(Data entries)

——————————

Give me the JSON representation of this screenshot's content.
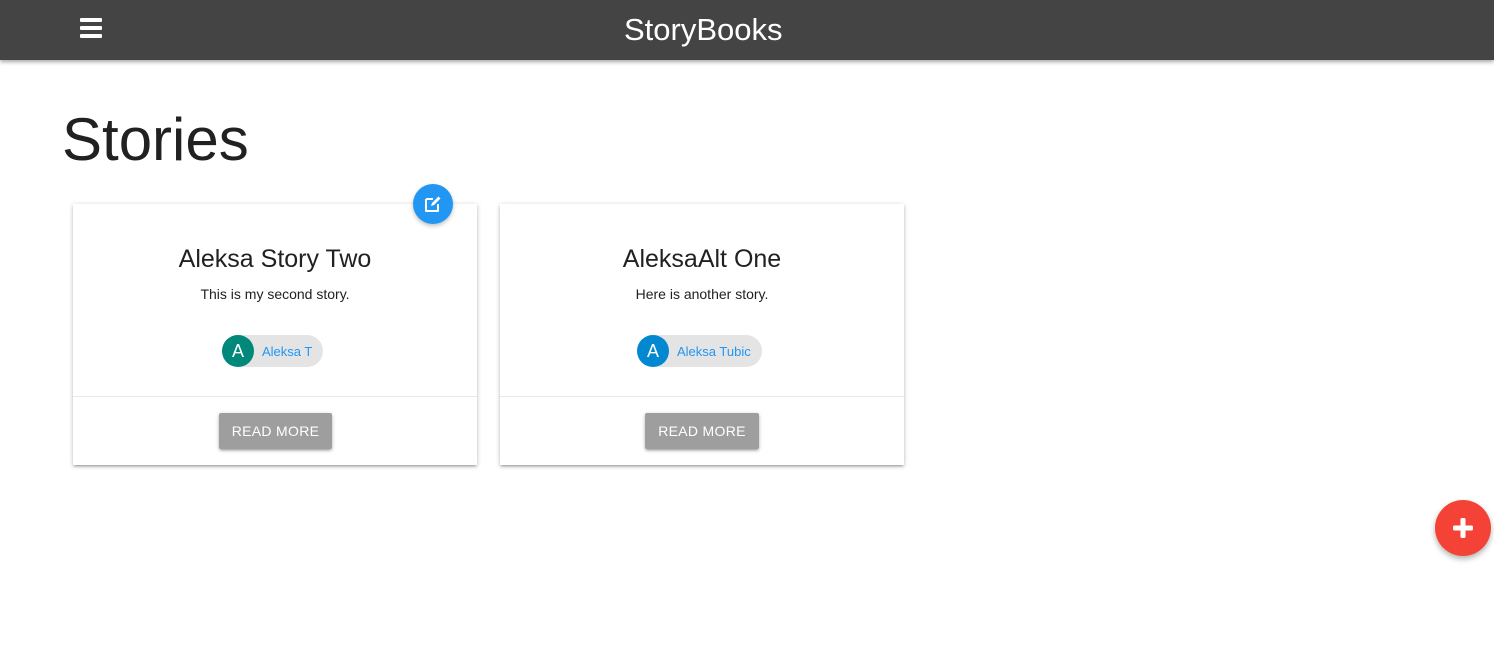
{
  "navbar": {
    "brand": "StoryBooks",
    "menu_icon": "hamburger-menu-icon"
  },
  "page": {
    "title": "Stories"
  },
  "stories": [
    {
      "title": "Aleksa Story Two",
      "body": "This is my second story.",
      "author_initial": "A",
      "author_name": "Aleksa T",
      "avatar_color": "#00897b",
      "action_label": "READ MORE",
      "editable": true
    },
    {
      "title": "AleksaAlt One",
      "body": "Here is another story.",
      "author_initial": "A",
      "author_name": "Aleksa Tubic",
      "avatar_color": "#0288d1",
      "action_label": "READ MORE",
      "editable": false
    }
  ],
  "fabs": {
    "edit_icon": "edit-icon",
    "add_icon": "plus-icon"
  },
  "colors": {
    "navbar": "#444444",
    "link": "#2196f3",
    "edit_fab": "#2196f3",
    "add_fab": "#f44336",
    "button": "#9e9e9e"
  }
}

——————————

INSTRUCTION: Repeat the data exactly in full, omitting its pictures.

ANSWER TO THE TASK:
Give me the JSON representation of this screenshot's content.
{
  "navbar": {
    "brand": "StoryBooks",
    "menu_icon": "hamburger-menu-icon"
  },
  "page": {
    "title": "Stories"
  },
  "stories": [
    {
      "title": "Aleksa Story Two",
      "body": "This is my second story.",
      "author_initial": "A",
      "author_name": "Aleksa T",
      "avatar_color": "#00897b",
      "action_label": "READ MORE",
      "editable": true
    },
    {
      "title": "AleksaAlt One",
      "body": "Here is another story.",
      "author_initial": "A",
      "author_name": "Aleksa Tubic",
      "avatar_color": "#0288d1",
      "action_label": "READ MORE",
      "editable": false
    }
  ],
  "fabs": {
    "edit_icon": "edit-icon",
    "add_icon": "plus-icon"
  },
  "colors": {
    "navbar": "#444444",
    "link": "#2196f3",
    "edit_fab": "#2196f3",
    "add_fab": "#f44336",
    "button": "#9e9e9e"
  }
}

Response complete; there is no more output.